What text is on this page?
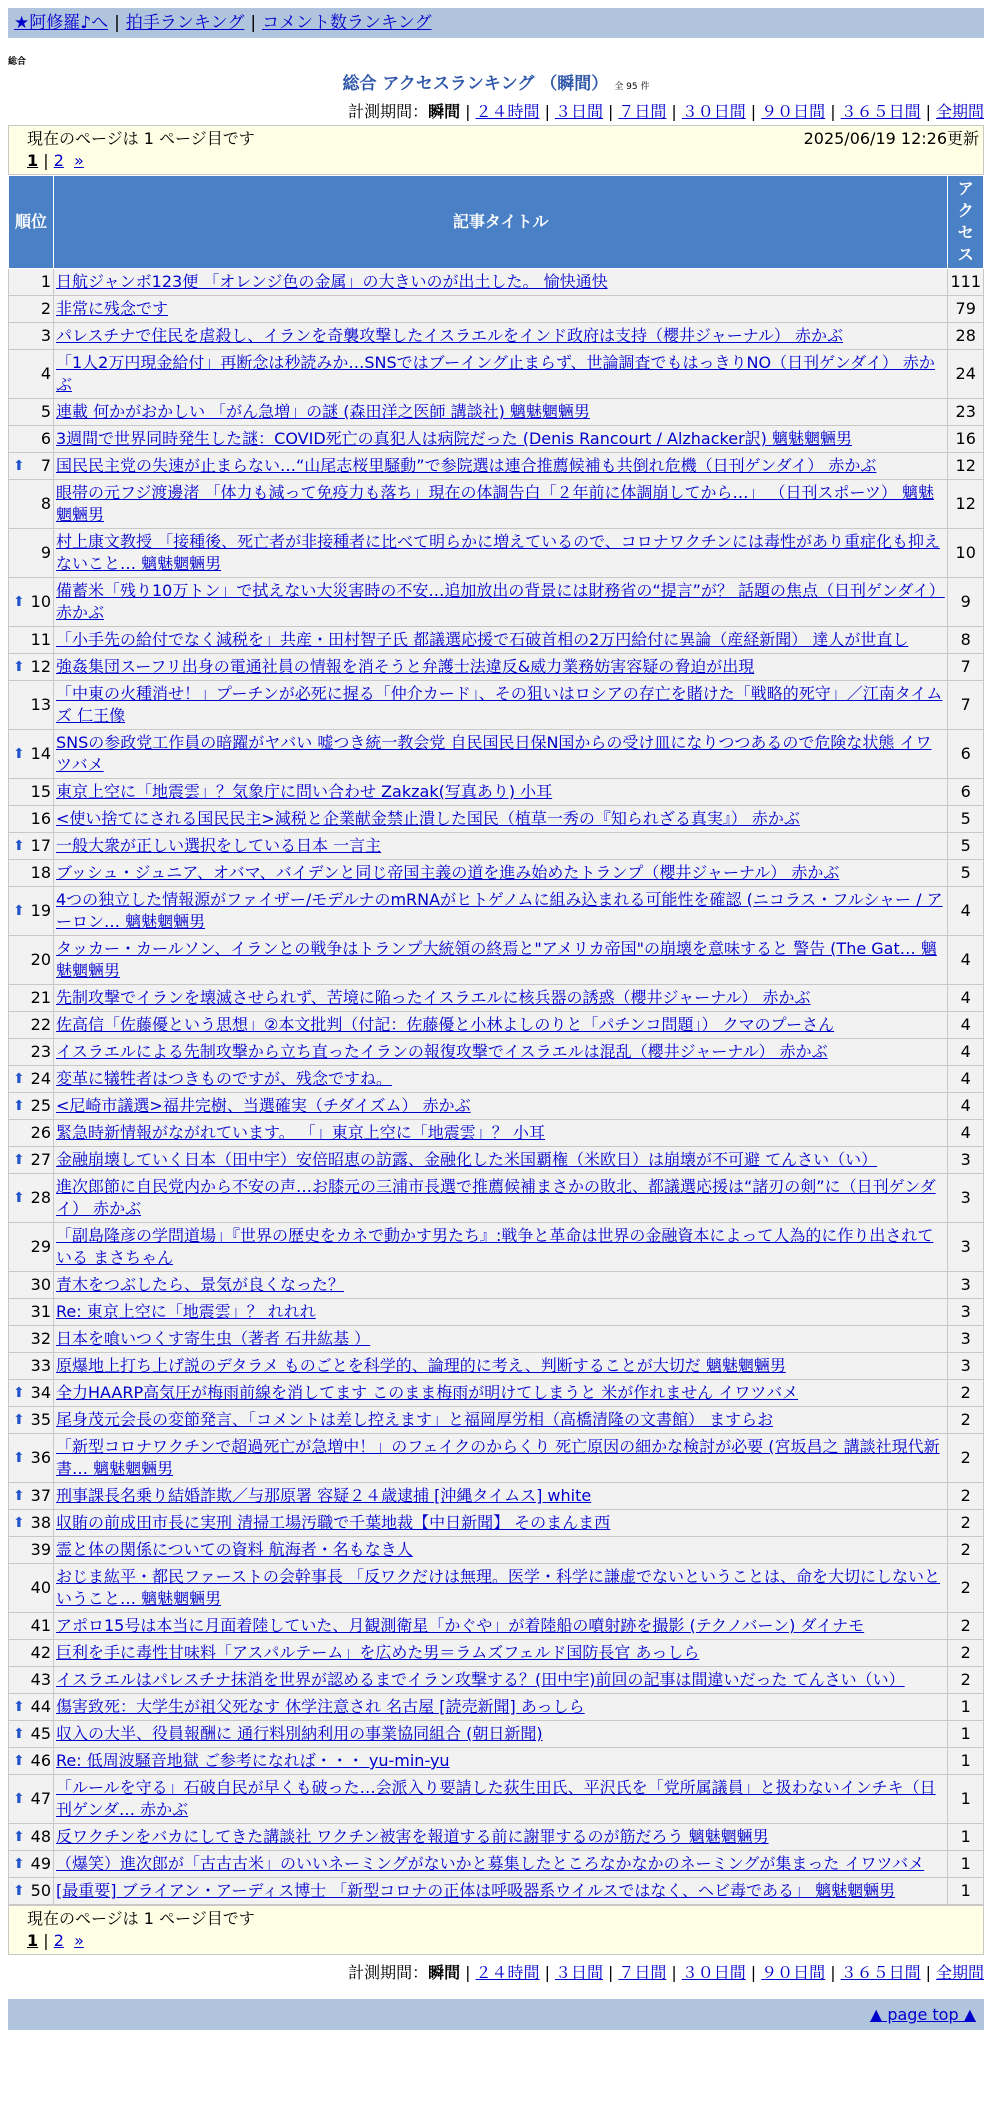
★阿修羅♪へ | 拍手ランキング | コメント数ランキング
総合
総合 アクセスランキング （瞬間） 全 95 件
計測期間：瞬間 | ２４時間 | ３日間 | ７日間 | ３０日間 | ９０日間 | ３６５日間 | 全期間
現在のページは 1 ページ目です	2025/06/19 12:26更新
1 | 2 »
順位	記事タイトル	アクセス
1	日航ジャンボ123便 「オレンジ色の金属」の大きいのが出土した。 愉快通快	111
2	非常に残念です	79
3	パレスチナで住民を虐殺し、イランを奇襲攻撃したイスラエルをインド政府は支持（櫻井ジャーナル） 赤かぶ	28
4	「1人2万円現金給付」再断念は秒読みか…SNSではブーイング止まらず、世論調査でもはっきりNO（日刊ゲンダイ） 赤かぶ	24
5	連載 何かがおかしい 「がん急増」の謎 (森田洋之医師 講談社) 魑魅魍魎男	23
6	3週間で世界同時発生した謎：COVID死亡の真犯人は病院だった (Denis Rancourt / Alzhacker訳) 魑魅魍魎男	16

⬆ 7	国民民主党の失速が止まらない…“山尾志桜里騒動”で参院選は連合推薦候補も共倒れ危機（日刊ゲンダイ） 赤かぶ	12
8	眼帯の元フジ渡邊渚 「体力も減って免疫力も落ち」現在の体調告白「２年前に体調崩してから…」 （日刊スポーツ） 魑魅魍魎男	12
9	村上康文教授 「接種後、死亡者が非接種者に比べて明らかに増えているので、コロナワクチンには毒性があり重症化も抑えないこと… 魑魅魍魎男	10

⬆ 10	備蓄米「残り10万トン」で拭えない大災害時の不安…追加放出の背景には財務省の“提言”が？ 話題の焦点（日刊ゲンダイ） 赤かぶ	9
11	「小手先の給付でなく減税を」共産・田村智子氏 都議選応援で石破首相の2万円給付に異論（産経新聞） 達人が世直し	8

⬆ 12	強姦集団スーフリ出身の電通社員の情報を消そうと弁護士法違反&威力業務妨害容疑の脅迫が出現	7
13	「中東の火種消せ！」プーチンが必死に握る「仲介カード」、その狙いはロシアの存亡を賭けた「戦略的死守」／江南タイムズ 仁王像	7

⬆ 14	SNSの参政党工作員の暗躍がヤバい 嘘つき統一教会党 自民国民日保N国からの受け皿になりつつあるので危険な状態 イワツバメ	6
15	東京上空に「地震雲」？気象庁に問い合わせ Zakzak(写真あり) 小耳	6
16	<使い捨てにされる国民民主>減税と企業献金禁止潰した国民（植草一秀の『知られざる真実』） 赤かぶ	5

⬆ 17	一般大衆が正しい選択をしている日本 一言主	5
18	ブッシュ・ジュニア、オバマ、バイデンと同じ帝国主義の道を進み始めたトランプ（櫻井ジャーナル） 赤かぶ	5

⬆ 19	4つの独立した情報源がファイザー/モデルナのmRNAがヒトゲノムに組み込まれる可能性を確認 (ニコラス・フルシャー / アーロン… 魑魅魍魎男	4
20	タッカー・カールソン、イランとの戦争はトランプ大統領の終焉と"アメリカ帝国"の崩壊を意味すると 警告 (The Gat… 魑魅魍魎男	4
21	先制攻撃でイランを壊滅させられず、苦境に陥ったイスラエルに核兵器の誘惑（櫻井ジャーナル） 赤かぶ	4
22	佐高信「佐藤優という思想」②本文批判（付記：佐藤優と小林よしのりと「パチンコ問題」） クマのプーさん	4
23	イスラエルによる先制攻撃から立ち直ったイランの報復攻撃でイスラエルは混乱（櫻井ジャーナル） 赤かぶ	4

⬆ 24	変革に犠牲者はつきものですが、残念ですね。	4

⬆ 25	<尼崎市議選>福井完樹、当選確実（チダイズム） 赤かぶ	4
26	緊急時新情報がながれています。 「」東京上空に「地震雲」？ 小耳	4

⬆ 27	金融崩壊していく日本（田中宇）安倍昭恵の訪露、金融化した米国覇権（米欧日）は崩壊が不可避 てんさい（い）	3

⬆ 28	進次郎節に自民党内から不安の声…お膝元の三浦市長選で推薦候補まさかの敗北、都議選応援は“諸刃の剣”に（日刊ゲンダイ） 赤かぶ	3
29	「副島隆彦の学問道場」『世界の歴史をカネで動かす男たち』:戦争と革命は世界の金融資本によって人為的に作り出されている まさちゃん	3
30	青木をつぶしたら、景気が良くなった？	3
31	Re: 東京上空に「地震雲」？ れれれ	3
32	日本を喰いつくす寄生虫（著者 石井紘基 ）	3
33	原爆地上打ち上げ説のデタラメ ものごとを科学的、論理的に考え、判断することが大切だ 魑魅魍魎男	3

⬆ 34	全力HAARP高気圧が梅雨前線を消してます このまま梅雨が明けてしまうと 米が作れません イワツバメ	2

⬆ 35	尾身茂元会長の変節発言、「コメントは差し控えます」と福岡厚労相（高橋清隆の文書館） ますらお	2

⬆ 36	「新型コロナワクチンで超過死亡が急増中！」のフェイクのからくり 死亡原因の細かな検討が必要 (宮坂昌之 講談社現代新書… 魑魅魍魎男	2

⬆ 37	刑事課長名乗り結婚詐欺／与那原署 容疑２４歳逮捕 [沖縄タイムス] white	2

⬆ 38	収賄の前成田市長に実刑 清掃工場汚職で千葉地裁【中日新聞】 そのまんま西	2
39	霊と体の関係についての資料 航海者・名もなき人	2
40	おじま紘平・都民ファーストの会幹事長 「反ワクだけは無理。医学・科学に謙虚でないということは、命を大切にしないということ… 魑魅魍魎男	2
41	アポロ15号は本当に月面着陸していた、月観測衛星「かぐや」が着陸船の噴射跡を撮影 (テクノバーン) ダイナモ	2
42	巨利を手に毒性甘味料「アスパルテーム」を広めた男＝ラムズフェルド国防長官 あっしら	2
43	イスラエルはパレスチナ抹消を世界が認めるまでイラン攻撃する？(田中宇)前回の記事は間違いだった てんさい（い）	2

⬆ 44	傷害致死：大学生が祖父死なす 休学注意され 名古屋 [読売新聞] あっしら	1

⬆ 45	収入の大半、役員報酬に 通行料別納利用の事業協同組合 (朝日新聞)	1

⬆ 46	Re: 低周波騒音地獄 ご参考になれば・・・ yu-min-yu	1

⬆ 47	「ルールを守る」石破自民が早くも破った…会派入り要請した荻生田氏、平沢氏を「党所属議員」と扱わないインチキ（日刊ゲンダ… 赤かぶ	1

⬆ 48	反ワクチンをバカにしてきた講談社 ワクチン被害を報道する前に謝罪するのが筋だろう 魑魅魍魎男	1

⬆ 49	（爆笑）進次郎が「古古古米」のいいネーミングがないかと募集したところなかなかのネーミングが集まった イワツバメ	1

⬆ 50	[最重要] ブライアン・アーディス博士 「新型コロナの正体は呼吸器系ウイルスではなく、ヘビ毒である」 魑魅魍魎男	1
現在のページは 1 ページ目です
1 | 2 »
計測期間：瞬間 | ２４時間 | ３日間 | ７日間 | ３０日間 | ９０日間 | ３６５日間 | 全期間
▲ page top ▲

EXERCISE: Your reply should be the number of lines in the listing above that contain "イワツバメ", with nothing added.

RESPONSE: 3